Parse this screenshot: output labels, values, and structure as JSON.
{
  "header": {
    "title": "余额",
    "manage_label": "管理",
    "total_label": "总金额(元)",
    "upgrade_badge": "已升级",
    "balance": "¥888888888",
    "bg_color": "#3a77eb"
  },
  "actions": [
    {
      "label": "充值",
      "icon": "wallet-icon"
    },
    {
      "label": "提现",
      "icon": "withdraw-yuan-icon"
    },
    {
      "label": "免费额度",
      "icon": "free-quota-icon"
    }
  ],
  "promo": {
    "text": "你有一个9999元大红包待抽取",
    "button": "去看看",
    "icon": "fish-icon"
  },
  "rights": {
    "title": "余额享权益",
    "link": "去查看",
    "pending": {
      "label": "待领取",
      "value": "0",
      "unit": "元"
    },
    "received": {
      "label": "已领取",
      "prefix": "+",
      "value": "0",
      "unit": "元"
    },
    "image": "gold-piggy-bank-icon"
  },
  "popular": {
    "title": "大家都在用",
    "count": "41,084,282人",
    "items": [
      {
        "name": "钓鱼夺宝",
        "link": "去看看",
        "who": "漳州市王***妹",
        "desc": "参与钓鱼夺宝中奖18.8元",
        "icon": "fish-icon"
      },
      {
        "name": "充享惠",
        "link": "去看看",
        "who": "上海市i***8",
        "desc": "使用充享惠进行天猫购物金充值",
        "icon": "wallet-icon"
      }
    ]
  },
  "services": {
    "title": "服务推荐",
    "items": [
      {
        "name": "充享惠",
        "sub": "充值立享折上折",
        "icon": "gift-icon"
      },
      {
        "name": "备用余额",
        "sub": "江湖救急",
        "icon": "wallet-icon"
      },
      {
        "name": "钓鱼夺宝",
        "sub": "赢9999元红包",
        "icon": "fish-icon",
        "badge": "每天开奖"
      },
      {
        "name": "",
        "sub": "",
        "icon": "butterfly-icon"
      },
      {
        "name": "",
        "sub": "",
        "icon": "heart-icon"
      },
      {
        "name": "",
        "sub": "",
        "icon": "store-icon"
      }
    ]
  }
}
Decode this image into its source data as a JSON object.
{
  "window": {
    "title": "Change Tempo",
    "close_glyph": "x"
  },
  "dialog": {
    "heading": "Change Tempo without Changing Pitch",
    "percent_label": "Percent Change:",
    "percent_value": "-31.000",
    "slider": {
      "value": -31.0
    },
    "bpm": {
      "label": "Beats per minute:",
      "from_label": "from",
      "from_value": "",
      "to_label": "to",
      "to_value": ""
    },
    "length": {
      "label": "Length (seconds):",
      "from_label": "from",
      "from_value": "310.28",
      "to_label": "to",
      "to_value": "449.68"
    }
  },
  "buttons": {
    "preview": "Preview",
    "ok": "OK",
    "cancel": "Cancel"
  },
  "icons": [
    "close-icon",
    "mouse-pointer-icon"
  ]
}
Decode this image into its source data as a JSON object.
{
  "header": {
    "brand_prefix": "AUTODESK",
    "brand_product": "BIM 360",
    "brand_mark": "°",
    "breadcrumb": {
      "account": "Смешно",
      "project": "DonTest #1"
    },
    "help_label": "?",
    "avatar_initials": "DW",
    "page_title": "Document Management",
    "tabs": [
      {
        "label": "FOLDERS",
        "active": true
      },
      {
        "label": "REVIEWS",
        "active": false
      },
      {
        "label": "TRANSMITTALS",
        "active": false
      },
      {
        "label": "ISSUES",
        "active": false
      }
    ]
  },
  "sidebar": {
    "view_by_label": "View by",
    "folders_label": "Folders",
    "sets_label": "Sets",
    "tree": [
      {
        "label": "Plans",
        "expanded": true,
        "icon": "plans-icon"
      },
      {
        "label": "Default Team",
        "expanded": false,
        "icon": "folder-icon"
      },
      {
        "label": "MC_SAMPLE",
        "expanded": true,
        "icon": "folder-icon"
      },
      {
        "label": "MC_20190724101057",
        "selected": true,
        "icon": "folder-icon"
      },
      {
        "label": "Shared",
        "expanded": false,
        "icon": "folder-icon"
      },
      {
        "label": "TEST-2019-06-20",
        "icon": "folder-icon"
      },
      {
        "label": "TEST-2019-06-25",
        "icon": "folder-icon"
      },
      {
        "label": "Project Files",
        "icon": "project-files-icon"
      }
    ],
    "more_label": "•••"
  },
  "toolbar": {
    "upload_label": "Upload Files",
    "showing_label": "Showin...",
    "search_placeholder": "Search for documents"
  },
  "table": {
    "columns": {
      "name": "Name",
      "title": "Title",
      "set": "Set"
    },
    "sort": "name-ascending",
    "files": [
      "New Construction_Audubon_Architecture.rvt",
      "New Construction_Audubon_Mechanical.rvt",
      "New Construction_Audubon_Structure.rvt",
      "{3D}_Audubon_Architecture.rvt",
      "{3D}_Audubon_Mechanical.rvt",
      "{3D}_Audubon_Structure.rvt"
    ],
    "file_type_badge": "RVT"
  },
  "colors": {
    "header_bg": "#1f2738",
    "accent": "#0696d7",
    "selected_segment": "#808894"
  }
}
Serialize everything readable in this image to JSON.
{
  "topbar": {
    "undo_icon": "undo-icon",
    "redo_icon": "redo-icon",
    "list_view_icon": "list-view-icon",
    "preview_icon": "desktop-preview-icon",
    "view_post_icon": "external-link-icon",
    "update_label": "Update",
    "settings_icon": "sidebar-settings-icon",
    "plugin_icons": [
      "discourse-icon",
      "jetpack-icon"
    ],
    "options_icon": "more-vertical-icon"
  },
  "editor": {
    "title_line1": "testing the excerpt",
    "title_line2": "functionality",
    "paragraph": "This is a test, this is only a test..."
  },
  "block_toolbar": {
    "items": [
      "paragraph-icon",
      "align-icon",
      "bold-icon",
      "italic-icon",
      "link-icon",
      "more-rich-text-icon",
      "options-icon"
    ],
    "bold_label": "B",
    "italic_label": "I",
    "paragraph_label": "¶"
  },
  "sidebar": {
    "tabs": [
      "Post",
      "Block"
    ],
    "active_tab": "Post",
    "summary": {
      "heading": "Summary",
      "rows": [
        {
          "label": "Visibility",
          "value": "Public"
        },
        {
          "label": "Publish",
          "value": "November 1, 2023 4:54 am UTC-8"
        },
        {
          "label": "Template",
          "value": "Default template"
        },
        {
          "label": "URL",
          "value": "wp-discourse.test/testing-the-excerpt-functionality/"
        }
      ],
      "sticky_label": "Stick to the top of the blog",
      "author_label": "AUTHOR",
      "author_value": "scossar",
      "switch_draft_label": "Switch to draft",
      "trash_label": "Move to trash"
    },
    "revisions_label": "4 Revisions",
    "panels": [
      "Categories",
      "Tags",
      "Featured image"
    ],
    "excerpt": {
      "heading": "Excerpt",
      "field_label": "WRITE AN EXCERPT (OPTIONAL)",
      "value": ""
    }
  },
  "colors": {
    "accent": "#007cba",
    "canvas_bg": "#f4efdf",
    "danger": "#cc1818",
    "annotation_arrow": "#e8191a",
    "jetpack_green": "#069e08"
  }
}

## Your instructions
Show every line where the string "fish" appears.

## Answer below
    "icon": "fish-icon"
        "icon": "fish-icon"
        "icon": "fish-icon",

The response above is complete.